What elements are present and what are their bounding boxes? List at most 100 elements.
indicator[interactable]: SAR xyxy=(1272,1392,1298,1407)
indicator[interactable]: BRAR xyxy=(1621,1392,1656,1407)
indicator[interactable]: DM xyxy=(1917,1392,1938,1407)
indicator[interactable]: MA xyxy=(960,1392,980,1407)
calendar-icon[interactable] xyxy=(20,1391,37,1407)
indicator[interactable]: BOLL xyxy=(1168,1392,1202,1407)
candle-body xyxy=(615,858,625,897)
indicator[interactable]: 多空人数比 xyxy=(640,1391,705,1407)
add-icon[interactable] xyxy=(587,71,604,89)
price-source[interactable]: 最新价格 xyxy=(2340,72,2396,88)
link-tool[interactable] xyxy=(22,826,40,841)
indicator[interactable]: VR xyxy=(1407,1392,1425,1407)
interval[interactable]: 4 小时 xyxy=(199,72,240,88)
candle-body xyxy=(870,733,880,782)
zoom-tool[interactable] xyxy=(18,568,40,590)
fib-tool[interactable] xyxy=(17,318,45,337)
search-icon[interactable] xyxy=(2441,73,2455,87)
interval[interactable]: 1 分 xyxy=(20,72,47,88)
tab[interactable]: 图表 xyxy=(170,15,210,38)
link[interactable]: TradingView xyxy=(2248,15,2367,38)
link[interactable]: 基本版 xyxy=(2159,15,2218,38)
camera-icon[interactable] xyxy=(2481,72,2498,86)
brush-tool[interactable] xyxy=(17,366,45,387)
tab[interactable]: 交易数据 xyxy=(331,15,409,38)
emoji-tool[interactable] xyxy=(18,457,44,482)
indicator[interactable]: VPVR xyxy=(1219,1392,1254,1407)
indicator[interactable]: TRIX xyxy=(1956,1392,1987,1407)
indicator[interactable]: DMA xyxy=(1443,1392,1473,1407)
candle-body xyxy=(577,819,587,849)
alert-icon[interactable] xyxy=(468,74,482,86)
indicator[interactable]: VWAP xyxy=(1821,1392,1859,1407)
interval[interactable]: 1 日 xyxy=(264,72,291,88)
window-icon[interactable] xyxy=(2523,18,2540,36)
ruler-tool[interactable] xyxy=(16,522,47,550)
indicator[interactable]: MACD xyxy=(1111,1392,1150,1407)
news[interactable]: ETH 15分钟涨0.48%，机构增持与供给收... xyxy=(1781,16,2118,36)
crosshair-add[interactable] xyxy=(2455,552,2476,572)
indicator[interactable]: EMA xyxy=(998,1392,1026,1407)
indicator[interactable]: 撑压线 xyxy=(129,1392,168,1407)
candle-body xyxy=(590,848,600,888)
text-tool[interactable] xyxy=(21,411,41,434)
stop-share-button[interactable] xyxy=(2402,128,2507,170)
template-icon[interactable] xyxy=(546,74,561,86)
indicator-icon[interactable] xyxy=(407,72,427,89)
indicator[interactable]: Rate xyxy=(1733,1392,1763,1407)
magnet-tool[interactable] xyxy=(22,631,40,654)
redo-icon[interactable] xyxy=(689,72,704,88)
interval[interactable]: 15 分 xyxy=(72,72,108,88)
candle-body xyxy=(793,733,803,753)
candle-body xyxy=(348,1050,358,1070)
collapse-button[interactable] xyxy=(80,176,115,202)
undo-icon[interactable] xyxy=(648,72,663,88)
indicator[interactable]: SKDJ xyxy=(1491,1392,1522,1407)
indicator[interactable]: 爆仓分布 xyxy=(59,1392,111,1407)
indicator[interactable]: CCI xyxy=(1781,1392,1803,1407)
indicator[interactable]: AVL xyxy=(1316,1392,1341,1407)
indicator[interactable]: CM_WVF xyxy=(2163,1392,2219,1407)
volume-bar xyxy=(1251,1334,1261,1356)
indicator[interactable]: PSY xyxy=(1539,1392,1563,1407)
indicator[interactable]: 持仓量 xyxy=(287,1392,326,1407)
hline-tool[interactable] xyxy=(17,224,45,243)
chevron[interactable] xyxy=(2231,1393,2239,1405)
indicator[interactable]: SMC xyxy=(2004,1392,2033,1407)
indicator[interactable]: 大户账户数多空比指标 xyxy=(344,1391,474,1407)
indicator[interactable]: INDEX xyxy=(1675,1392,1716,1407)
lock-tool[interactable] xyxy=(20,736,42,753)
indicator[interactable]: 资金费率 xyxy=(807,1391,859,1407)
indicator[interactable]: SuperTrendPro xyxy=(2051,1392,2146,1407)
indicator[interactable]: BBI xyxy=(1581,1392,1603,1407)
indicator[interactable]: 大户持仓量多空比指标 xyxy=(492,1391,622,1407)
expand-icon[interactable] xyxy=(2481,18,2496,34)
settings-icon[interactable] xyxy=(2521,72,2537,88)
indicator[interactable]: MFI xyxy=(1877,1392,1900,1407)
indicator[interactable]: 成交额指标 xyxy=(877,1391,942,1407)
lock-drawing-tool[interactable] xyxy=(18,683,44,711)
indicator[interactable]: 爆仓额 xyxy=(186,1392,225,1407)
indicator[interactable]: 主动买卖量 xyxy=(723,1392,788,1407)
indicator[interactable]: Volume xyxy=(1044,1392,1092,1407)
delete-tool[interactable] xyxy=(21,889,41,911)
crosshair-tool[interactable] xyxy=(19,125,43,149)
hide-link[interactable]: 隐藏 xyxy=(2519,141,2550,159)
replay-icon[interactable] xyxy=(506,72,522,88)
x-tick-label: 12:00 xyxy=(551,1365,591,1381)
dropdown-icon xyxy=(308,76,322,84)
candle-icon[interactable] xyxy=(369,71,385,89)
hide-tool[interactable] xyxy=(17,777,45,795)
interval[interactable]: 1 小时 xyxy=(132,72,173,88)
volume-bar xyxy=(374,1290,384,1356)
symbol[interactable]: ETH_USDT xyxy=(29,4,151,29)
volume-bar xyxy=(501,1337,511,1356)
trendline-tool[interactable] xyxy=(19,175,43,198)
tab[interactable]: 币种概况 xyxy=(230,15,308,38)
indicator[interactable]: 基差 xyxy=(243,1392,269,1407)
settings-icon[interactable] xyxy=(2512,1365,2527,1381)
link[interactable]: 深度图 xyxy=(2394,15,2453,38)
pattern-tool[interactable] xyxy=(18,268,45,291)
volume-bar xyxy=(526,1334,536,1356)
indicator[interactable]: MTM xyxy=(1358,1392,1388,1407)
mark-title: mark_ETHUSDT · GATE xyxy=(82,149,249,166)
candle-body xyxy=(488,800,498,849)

----

**The request:** Copy the material above verbatim.

**Solution:**
What elements are present and what are their bounding boxes? List at most 100 elements.
indicator[interactable]: SAR xyxy=(1272,1392,1298,1407)
indicator[interactable]: BRAR xyxy=(1621,1392,1656,1407)
indicator[interactable]: DM xyxy=(1917,1392,1938,1407)
indicator[interactable]: MA xyxy=(960,1392,980,1407)
calendar-icon[interactable] xyxy=(20,1391,37,1407)
indicator[interactable]: BOLL xyxy=(1168,1392,1202,1407)
candle-body xyxy=(615,858,625,897)
indicator[interactable]: 多空人数比 xyxy=(640,1391,705,1407)
add-icon[interactable] xyxy=(587,71,604,89)
price-source[interactable]: 最新价格 xyxy=(2340,72,2396,88)
link-tool[interactable] xyxy=(22,826,40,841)
indicator[interactable]: VR xyxy=(1407,1392,1425,1407)
interval[interactable]: 4 小时 xyxy=(199,72,240,88)
candle-body xyxy=(870,733,880,782)
zoom-tool[interactable] xyxy=(18,568,40,590)
fib-tool[interactable] xyxy=(17,318,45,337)
search-icon[interactable] xyxy=(2441,73,2455,87)
interval[interactable]: 1 分 xyxy=(20,72,47,88)
tab[interactable]: 图表 xyxy=(170,15,210,38)
link[interactable]: TradingView xyxy=(2248,15,2367,38)
link[interactable]: 基本版 xyxy=(2159,15,2218,38)
camera-icon[interactable] xyxy=(2481,72,2498,86)
brush-tool[interactable] xyxy=(17,366,45,387)
tab[interactable]: 交易数据 xyxy=(331,15,409,38)
emoji-tool[interactable] xyxy=(18,457,44,482)
indicator[interactable]: VPVR xyxy=(1219,1392,1254,1407)
indicator[interactable]: TRIX xyxy=(1956,1392,1987,1407)
indicator[interactable]: DMA xyxy=(1443,1392,1473,1407)
candle-body xyxy=(577,819,587,849)
alert-icon[interactable] xyxy=(468,74,482,86)
indicator[interactable]: VWAP xyxy=(1821,1392,1859,1407)
interval[interactable]: 1 日 xyxy=(264,72,291,88)
window-icon[interactable] xyxy=(2523,18,2540,36)
ruler-tool[interactable] xyxy=(16,522,47,550)
indicator[interactable]: MACD xyxy=(1111,1392,1150,1407)
news[interactable]: ETH 15分钟涨0.48%，机构增持与供给收... xyxy=(1781,16,2118,36)
crosshair-add[interactable] xyxy=(2455,552,2476,572)
indicator[interactable]: EMA xyxy=(998,1392,1026,1407)
indicator[interactable]: 撑压线 xyxy=(129,1392,168,1407)
candle-body xyxy=(590,848,600,888)
text-tool[interactable] xyxy=(21,411,41,434)
stop-share-button[interactable] xyxy=(2402,128,2507,170)
template-icon[interactable] xyxy=(546,74,561,86)
indicator-icon[interactable] xyxy=(407,72,427,89)
indicator[interactable]: Rate xyxy=(1733,1392,1763,1407)
magnet-tool[interactable] xyxy=(22,631,40,654)
redo-icon[interactable] xyxy=(689,72,704,88)
interval[interactable]: 15 分 xyxy=(72,72,108,88)
candle-body xyxy=(793,733,803,753)
candle-body xyxy=(348,1050,358,1070)
collapse-button[interactable] xyxy=(80,176,115,202)
undo-icon[interactable] xyxy=(648,72,663,88)
indicator[interactable]: SKDJ xyxy=(1491,1392,1522,1407)
indicator[interactable]: 爆仓分布 xyxy=(59,1392,111,1407)
indicator[interactable]: CCI xyxy=(1781,1392,1803,1407)
indicator[interactable]: AVL xyxy=(1316,1392,1341,1407)
indicator[interactable]: CM_WVF xyxy=(2163,1392,2219,1407)
volume-bar xyxy=(1251,1334,1261,1356)
indicator[interactable]: PSY xyxy=(1539,1392,1563,1407)
indicator[interactable]: 持仓量 xyxy=(287,1392,326,1407)
hline-tool[interactable] xyxy=(17,224,45,243)
chevron[interactable] xyxy=(2231,1393,2239,1405)
indicator[interactable]: SMC xyxy=(2004,1392,2033,1407)
indicator[interactable]: 大户账户数多空比指标 xyxy=(344,1391,474,1407)
indicator[interactable]: INDEX xyxy=(1675,1392,1716,1407)
lock-tool[interactable] xyxy=(20,736,42,753)
indicator[interactable]: 资金费率 xyxy=(807,1391,859,1407)
indicator[interactable]: SuperTrendPro xyxy=(2051,1392,2146,1407)
indicator[interactable]: BBI xyxy=(1581,1392,1603,1407)
indicator[interactable]: 大户持仓量多空比指标 xyxy=(492,1391,622,1407)
expand-icon[interactable] xyxy=(2481,18,2496,34)
settings-icon[interactable] xyxy=(2521,72,2537,88)
indicator[interactable]: MFI xyxy=(1877,1392,1900,1407)
indicator[interactable]: 成交额指标 xyxy=(877,1391,942,1407)
lock-drawing-tool[interactable] xyxy=(18,683,44,711)
indicator[interactable]: 爆仓额 xyxy=(186,1392,225,1407)
indicator[interactable]: 主动买卖量 xyxy=(723,1392,788,1407)
indicator[interactable]: Volume xyxy=(1044,1392,1092,1407)
delete-tool[interactable] xyxy=(21,889,41,911)
crosshair-tool[interactable] xyxy=(19,125,43,149)
hide-link[interactable]: 隐藏 xyxy=(2519,141,2550,159)
replay-icon[interactable] xyxy=(506,72,522,88)
x-tick-label: 12:00 xyxy=(551,1365,591,1381)
dropdown-icon xyxy=(308,76,322,84)
candle-icon[interactable] xyxy=(369,71,385,89)
hide-tool[interactable] xyxy=(17,777,45,795)
interval[interactable]: 1 小时 xyxy=(132,72,173,88)
volume-bar xyxy=(374,1290,384,1356)
symbol[interactable]: ETH_USDT xyxy=(29,4,151,29)
volume-bar xyxy=(501,1337,511,1356)
trendline-tool[interactable] xyxy=(19,175,43,198)
tab[interactable]: 币种概况 xyxy=(230,15,308,38)
indicator[interactable]: 基差 xyxy=(243,1392,269,1407)
settings-icon[interactable] xyxy=(2512,1365,2527,1381)
link[interactable]: 深度图 xyxy=(2394,15,2453,38)
pattern-tool[interactable] xyxy=(18,268,45,291)
volume-bar xyxy=(526,1334,536,1356)
indicator[interactable]: MTM xyxy=(1358,1392,1388,1407)
mark-title: mark_ETHUSDT · GATE xyxy=(82,149,249,166)
candle-body xyxy=(488,800,498,849)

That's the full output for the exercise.